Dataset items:
━━━━━━━━━━

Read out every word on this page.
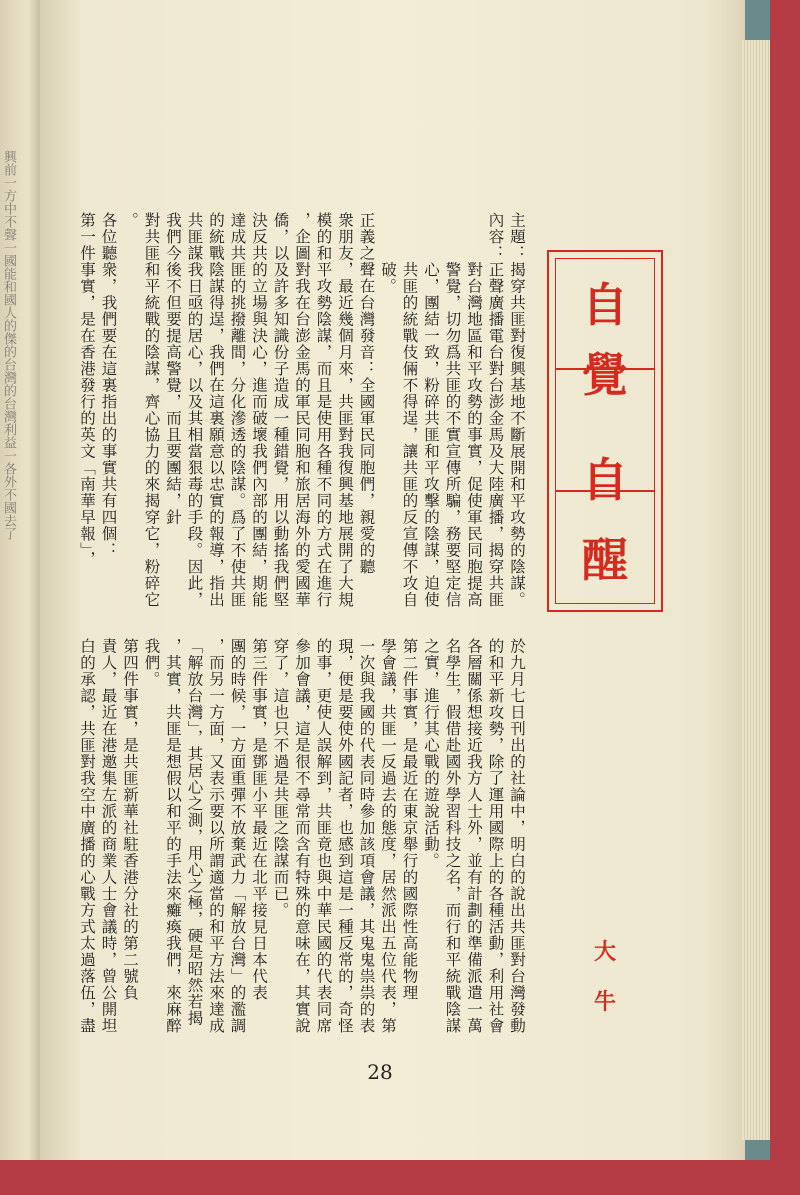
興前一方中不
聲一國能和
國人的傑
的台灣的台灣
利益一各
外不國去了
自
覺
自
醒
大
牛
主題：揭穿共匪對復興基地不斷展開和平攻勢的陰謀。
內容：正聲廣播電台對台澎金馬及大陸廣播，揭穿共匪
　　　對台灣地區和平攻勢的事實，促使軍民同胞提高
　　　警覺，切勿爲共匪的不實宣傳所騙，務要堅定信
　　　心，團結一致，粉碎共匪和平攻擊的陰謀，迫使
　　　共匪的統戰伎倆不得逞，讓共匪的反宣傳不攻自
　　　破。
正義之聲在台灣發音：全國軍民同胞們，親愛的聽
衆朋友，最近幾個月來，共匪對我復興基地展開了大規
模的和平攻勢陰謀，而且是使用各種不同的方式在進行
，企圖對我在台澎金馬的軍民同胞和旅居海外的愛國華
僑，以及許多知識份子造成一種錯覺，用以動搖我們堅
決反共的立場與決心，進而破壞我們內部的團結，期能
達成共匪的挑撥離間，分化滲透的陰謀。爲了不使共匪
的統戰陰謀得逞，我們在這裏願意以忠實的報導，指出
共匪謀我日亟的居心，以及其相當狠毒的手段。因此，
我們今後不但要提高警覺，而且要團結，針
對共匪和平統戰的陰謀，齊心協力的來揭穿它，粉碎它
。
各位聽衆，我們要在這裏指出的事實共有四個：
第一件事實，是在香港發行的英文「南華早報」，
於九月七日刊出的社論中，明白的說出共匪對台灣發動
的和平新攻勢，除了運用國際上的各種活動，利用社會
各層關係想接近我方人士外，並有計劃的準備派遣一萬
名學生，假借赴國外學習科技之名，而行和平統戰陰謀
之實，進行其心戰的遊說活動。
第二件事實，是最近在東京舉行的國際性高能物理
學會議，共匪一反過去的態度，居然派出五位代表，第
一次與我國的代表同時參加該項會議，其鬼鬼祟祟的表
現，便是要使外國記者，也感到這是一種反常的，奇怪
的事，更使人誤解到，共匪竟也與中華民國的代表同席
參加會議，這是很不尋常而含有特殊的意味在，其實說
穿了，這也只不過是共匪之陰謀而已。
第三件事實，是鄧匪小平最近在北平接見日本代表
團的時候，一方面重彈不放棄武力「解放台灣」的濫調
，而另一方面，又表示要以所謂適當的和平方法來達成
「解放台灣」，其居心之測，用心之極，硬是昭然若揭
，其實，共匪是想假以和平的手法來癱瘓我們，來麻醉
我們。
第四件事實，是共匪新華社駐香港分社的第二號負
責人，最近在港邀集左派的商業人士會議時，曾公開坦
白的承認，共匪對我空中廣播的心戰方式太過落伍，盡
28
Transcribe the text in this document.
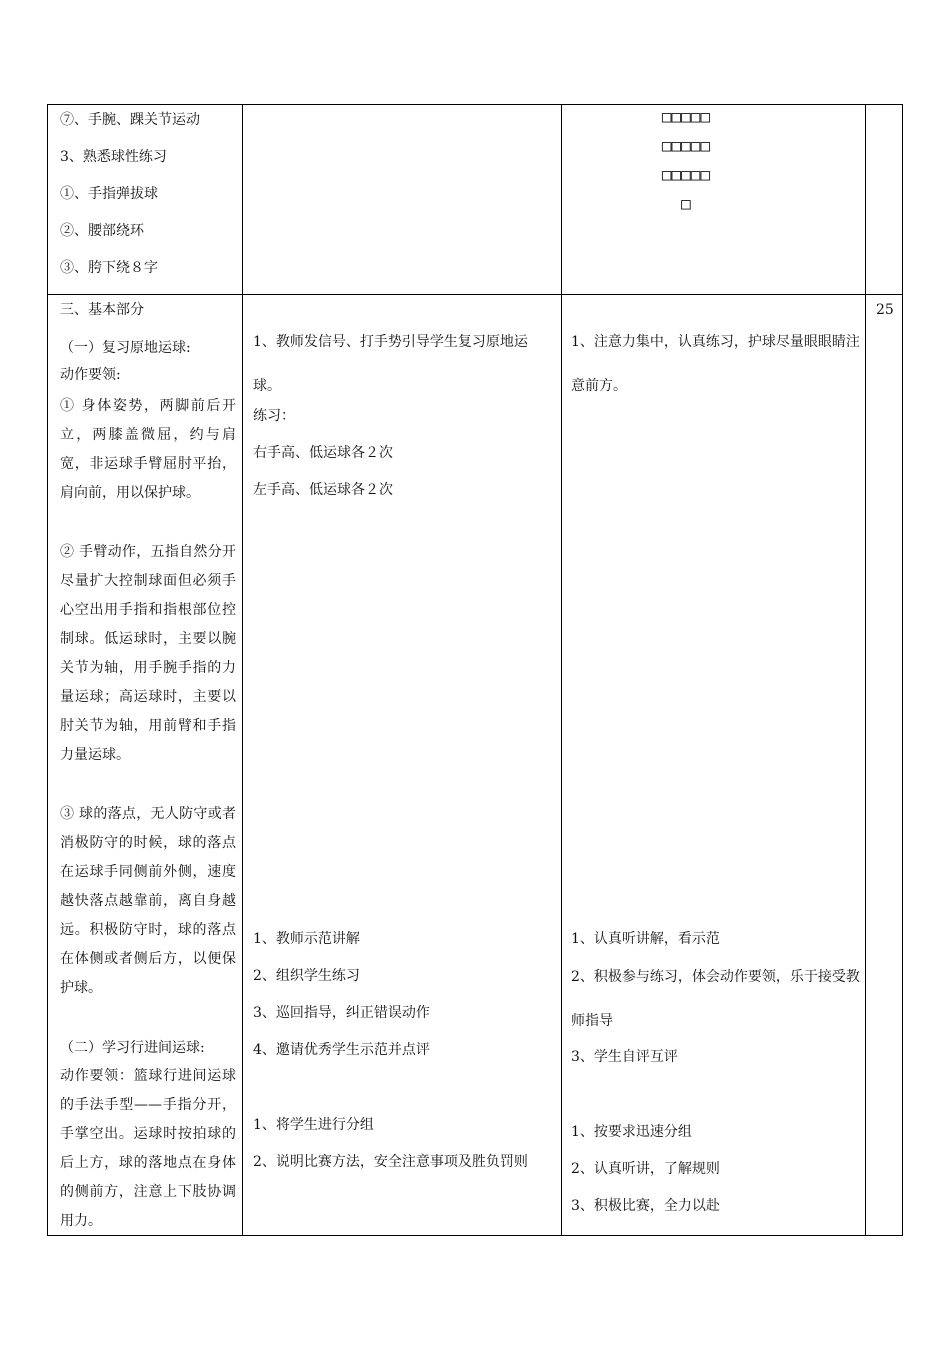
⑦、手腕、踝关节运动
3、熟悉球性练习
①、手指弹拔球
②、腰部绕环
③、胯下绕８字
□□□□□
□□□□□
□□□□□
□
三、基本部分
（一）复习原地运球:
动作要领:
① 身体姿势，两脚前后开立，两膝盖微屈，约与肩宽，非运球手臂屈肘平抬，肩向前，用以保护球。
② 手臂动作，五指自然分开尽量扩大控制球面但必须手心空出用手指和指根部位控制球。低运球时，主要以腕关节为轴，用手腕手指的力量运球；高运球时，主要以肘关节为轴，用前臂和手指力量运球。
③ 球的落点，无人防守或者消极防守的时候，球的落点在运球手同侧前外侧，速度越快落点越靠前，离自身越远。积极防守时，球的落点在体侧或者侧后方，以便保护球。
（二）学习行进间运球:
动作要领：篮球行进间运球的手法手型——手指分开，手掌空出。运球时按拍球的后上方，球的落地点在身体的侧前方，注意上下肢协调用力。
1、教师发信号、打手势引导学生复习原地运球。
练习：
右手高、低运球各２次
左手高、低运球各２次
1、教师示范讲解
2、组织学生练习
3、巡回指导，纠正错误动作
4、邀请优秀学生示范并点评
1、将学生进行分组
2、说明比赛方法，安全注意事项及胜负罚则
1、注意力集中，认真练习，护球尽量眼眼睛注意前方。
1、认真听讲解，看示范
2、积极参与练习，体会动作要领，乐于接受教师指导
3、学生自评互评
1、按要求迅速分组
2、认真听讲，了解规则
3、积极比赛，全力以赴
25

━━━━━━━━━━

:: Objective ::
Each record above should come back exactly the same, only without its pictures.

:: Right answer ::
Read out every word on this page.
興前一方中不
聲一國能和
國人的傑
的台灣的台灣
利益一各
外不國去了
自
覺
自
醒
大
牛
主題：揭穿共匪對復興基地不斷展開和平攻勢的陰謀。
內容：正聲廣播電台對台澎金馬及大陸廣播，揭穿共匪
　　　對台灣地區和平攻勢的事實，促使軍民同胞提高
　　　警覺，切勿爲共匪的不實宣傳所騙，務要堅定信
　　　心，團結一致，粉碎共匪和平攻擊的陰謀，迫使
　　　共匪的統戰伎倆不得逞，讓共匪的反宣傳不攻自
　　　破。
正義之聲在台灣發音：全國軍民同胞們，親愛的聽
衆朋友，最近幾個月來，共匪對我復興基地展開了大規
模的和平攻勢陰謀，而且是使用各種不同的方式在進行
，企圖對我在台澎金馬的軍民同胞和旅居海外的愛國華
僑，以及許多知識份子造成一種錯覺，用以動搖我們堅
決反共的立場與決心，進而破壞我們內部的團結，期能
達成共匪的挑撥離間，分化滲透的陰謀。爲了不使共匪
的統戰陰謀得逞，我們在這裏願意以忠實的報導，指出
共匪謀我日亟的居心，以及其相當狠毒的手段。因此，
我們今後不但要提高警覺，而且要團結，針
對共匪和平統戰的陰謀，齊心協力的來揭穿它，粉碎它
。
各位聽衆，我們要在這裏指出的事實共有四個：
第一件事實，是在香港發行的英文「南華早報」，
於九月七日刊出的社論中，明白的說出共匪對台灣發動
的和平新攻勢，除了運用國際上的各種活動，利用社會
各層關係想接近我方人士外，並有計劃的準備派遣一萬
名學生，假借赴國外學習科技之名，而行和平統戰陰謀
之實，進行其心戰的遊說活動。
第二件事實，是最近在東京舉行的國際性高能物理
學會議，共匪一反過去的態度，居然派出五位代表，第
一次與我國的代表同時參加該項會議，其鬼鬼祟祟的表
現，便是要使外國記者，也感到這是一種反常的，奇怪
的事，更使人誤解到，共匪竟也與中華民國的代表同席
參加會議，這是很不尋常而含有特殊的意味在，其實說
穿了，這也只不過是共匪之陰謀而已。
第三件事實，是鄧匪小平最近在北平接見日本代表
團的時候，一方面重彈不放棄武力「解放台灣」的濫調
，而另一方面，又表示要以所謂適當的和平方法來達成
「解放台灣」，其居心之測，用心之極，硬是昭然若揭
，其實，共匪是想假以和平的手法來癱瘓我們，來麻醉
我們。
第四件事實，是共匪新華社駐香港分社的第二號負
責人，最近在港邀集左派的商業人士會議時，曾公開坦
白的承認，共匪對我空中廣播的心戰方式太過落伍，盡
28
Transcribe the text in this document.
⑦、手腕、踝关节运动
3、熟悉球性练习
①、手指弹拔球
②、腰部绕环
③、胯下绕８字
□□□□□
□□□□□
□□□□□
□
三、基本部分
（一）复习原地运球:
动作要领:
① 身体姿势，两脚前后开立，两膝盖微屈，约与肩宽，非运球手臂屈肘平抬，肩向前，用以保护球。
② 手臂动作，五指自然分开尽量扩大控制球面但必须手心空出用手指和指根部位控制球。低运球时，主要以腕关节为轴，用手腕手指的力量运球；高运球时，主要以肘关节为轴，用前臂和手指力量运球。
③ 球的落点，无人防守或者消极防守的时候，球的落点在运球手同侧前外侧，速度越快落点越靠前，离自身越远。积极防守时，球的落点在体侧或者侧后方，以便保护球。
（二）学习行进间运球:
动作要领：篮球行进间运球的手法手型——手指分开，手掌空出。运球时按拍球的后上方，球的落地点在身体的侧前方，注意上下肢协调用力。
1、教师发信号、打手势引导学生复习原地运球。
练习：
右手高、低运球各２次
左手高、低运球各２次
1、教师示范讲解
2、组织学生练习
3、巡回指导，纠正错误动作
4、邀请优秀学生示范并点评
1、将学生进行分组
2、说明比赛方法，安全注意事项及胜负罚则
1、注意力集中，认真练习，护球尽量眼眼睛注意前方。
1、认真听讲解，看示范
2、积极参与练习，体会动作要领，乐于接受教师指导
3、学生自评互评
1、按要求迅速分组
2、认真听讲，了解规则
3、积极比赛，全力以赴
25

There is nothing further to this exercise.